_Extracted material:_
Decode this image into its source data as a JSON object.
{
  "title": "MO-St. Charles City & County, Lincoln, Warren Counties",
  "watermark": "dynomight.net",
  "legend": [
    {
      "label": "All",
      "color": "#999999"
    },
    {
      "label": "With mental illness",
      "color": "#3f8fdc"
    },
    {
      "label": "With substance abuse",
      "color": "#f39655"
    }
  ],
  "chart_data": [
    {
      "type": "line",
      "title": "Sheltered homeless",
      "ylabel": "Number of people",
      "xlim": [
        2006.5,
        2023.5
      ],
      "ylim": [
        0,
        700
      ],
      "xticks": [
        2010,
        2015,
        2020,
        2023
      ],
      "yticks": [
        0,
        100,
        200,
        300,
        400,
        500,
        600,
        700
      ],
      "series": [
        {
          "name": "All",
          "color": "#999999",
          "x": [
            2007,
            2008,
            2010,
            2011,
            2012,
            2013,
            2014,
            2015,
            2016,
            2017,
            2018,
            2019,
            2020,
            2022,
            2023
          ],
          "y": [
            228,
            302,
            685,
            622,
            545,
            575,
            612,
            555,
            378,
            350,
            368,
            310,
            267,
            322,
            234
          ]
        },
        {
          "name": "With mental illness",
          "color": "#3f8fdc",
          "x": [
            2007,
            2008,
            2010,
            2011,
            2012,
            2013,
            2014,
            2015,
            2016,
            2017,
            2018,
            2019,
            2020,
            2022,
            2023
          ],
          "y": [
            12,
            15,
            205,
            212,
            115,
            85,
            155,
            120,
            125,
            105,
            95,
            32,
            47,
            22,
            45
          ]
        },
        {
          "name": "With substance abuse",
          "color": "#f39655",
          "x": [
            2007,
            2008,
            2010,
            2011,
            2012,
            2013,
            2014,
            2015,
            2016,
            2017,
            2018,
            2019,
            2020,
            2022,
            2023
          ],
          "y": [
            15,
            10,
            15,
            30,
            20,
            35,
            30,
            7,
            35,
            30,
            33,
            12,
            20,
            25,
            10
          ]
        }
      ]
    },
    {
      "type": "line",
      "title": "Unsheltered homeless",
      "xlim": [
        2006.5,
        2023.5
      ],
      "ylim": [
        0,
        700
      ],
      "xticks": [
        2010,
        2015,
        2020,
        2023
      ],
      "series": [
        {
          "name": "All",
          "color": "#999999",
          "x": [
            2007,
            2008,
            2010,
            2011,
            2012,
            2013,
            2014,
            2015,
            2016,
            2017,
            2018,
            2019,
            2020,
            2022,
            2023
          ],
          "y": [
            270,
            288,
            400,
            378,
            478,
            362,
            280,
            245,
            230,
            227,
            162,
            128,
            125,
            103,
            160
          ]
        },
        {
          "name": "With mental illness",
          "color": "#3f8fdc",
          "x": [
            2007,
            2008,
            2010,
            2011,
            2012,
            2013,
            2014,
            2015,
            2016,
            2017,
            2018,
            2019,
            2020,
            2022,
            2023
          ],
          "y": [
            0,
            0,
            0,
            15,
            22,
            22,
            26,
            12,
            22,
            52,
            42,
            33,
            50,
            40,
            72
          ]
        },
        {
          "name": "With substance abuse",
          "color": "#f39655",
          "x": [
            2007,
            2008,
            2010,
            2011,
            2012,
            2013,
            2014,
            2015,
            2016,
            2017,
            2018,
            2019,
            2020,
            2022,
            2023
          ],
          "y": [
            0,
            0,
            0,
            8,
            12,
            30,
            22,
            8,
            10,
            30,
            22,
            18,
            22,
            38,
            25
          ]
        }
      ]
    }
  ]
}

_Task goal:_ Please restate the whole listing word for word.

_The output:_
Decode this image into its source data as a JSON object.
{
  "title": "MO-St. Charles City & County, Lincoln, Warren Counties",
  "watermark": "dynomight.net",
  "legend": [
    {
      "label": "All",
      "color": "#999999"
    },
    {
      "label": "With mental illness",
      "color": "#3f8fdc"
    },
    {
      "label": "With substance abuse",
      "color": "#f39655"
    }
  ],
  "chart_data": [
    {
      "type": "line",
      "title": "Sheltered homeless",
      "ylabel": "Number of people",
      "xlim": [
        2006.5,
        2023.5
      ],
      "ylim": [
        0,
        700
      ],
      "xticks": [
        2010,
        2015,
        2020,
        2023
      ],
      "yticks": [
        0,
        100,
        200,
        300,
        400,
        500,
        600,
        700
      ],
      "series": [
        {
          "name": "All",
          "color": "#999999",
          "x": [
            2007,
            2008,
            2010,
            2011,
            2012,
            2013,
            2014,
            2015,
            2016,
            2017,
            2018,
            2019,
            2020,
            2022,
            2023
          ],
          "y": [
            228,
            302,
            685,
            622,
            545,
            575,
            612,
            555,
            378,
            350,
            368,
            310,
            267,
            322,
            234
          ]
        },
        {
          "name": "With mental illness",
          "color": "#3f8fdc",
          "x": [
            2007,
            2008,
            2010,
            2011,
            2012,
            2013,
            2014,
            2015,
            2016,
            2017,
            2018,
            2019,
            2020,
            2022,
            2023
          ],
          "y": [
            12,
            15,
            205,
            212,
            115,
            85,
            155,
            120,
            125,
            105,
            95,
            32,
            47,
            22,
            45
          ]
        },
        {
          "name": "With substance abuse",
          "color": "#f39655",
          "x": [
            2007,
            2008,
            2010,
            2011,
            2012,
            2013,
            2014,
            2015,
            2016,
            2017,
            2018,
            2019,
            2020,
            2022,
            2023
          ],
          "y": [
            15,
            10,
            15,
            30,
            20,
            35,
            30,
            7,
            35,
            30,
            33,
            12,
            20,
            25,
            10
          ]
        }
      ]
    },
    {
      "type": "line",
      "title": "Unsheltered homeless",
      "xlim": [
        2006.5,
        2023.5
      ],
      "ylim": [
        0,
        700
      ],
      "xticks": [
        2010,
        2015,
        2020,
        2023
      ],
      "series": [
        {
          "name": "All",
          "color": "#999999",
          "x": [
            2007,
            2008,
            2010,
            2011,
            2012,
            2013,
            2014,
            2015,
            2016,
            2017,
            2018,
            2019,
            2020,
            2022,
            2023
          ],
          "y": [
            270,
            288,
            400,
            378,
            478,
            362,
            280,
            245,
            230,
            227,
            162,
            128,
            125,
            103,
            160
          ]
        },
        {
          "name": "With mental illness",
          "color": "#3f8fdc",
          "x": [
            2007,
            2008,
            2010,
            2011,
            2012,
            2013,
            2014,
            2015,
            2016,
            2017,
            2018,
            2019,
            2020,
            2022,
            2023
          ],
          "y": [
            0,
            0,
            0,
            15,
            22,
            22,
            26,
            12,
            22,
            52,
            42,
            33,
            50,
            40,
            72
          ]
        },
        {
          "name": "With substance abuse",
          "color": "#f39655",
          "x": [
            2007,
            2008,
            2010,
            2011,
            2012,
            2013,
            2014,
            2015,
            2016,
            2017,
            2018,
            2019,
            2020,
            2022,
            2023
          ],
          "y": [
            0,
            0,
            0,
            8,
            12,
            30,
            22,
            8,
            10,
            30,
            22,
            18,
            22,
            38,
            25
          ]
        }
      ]
    }
  ]
}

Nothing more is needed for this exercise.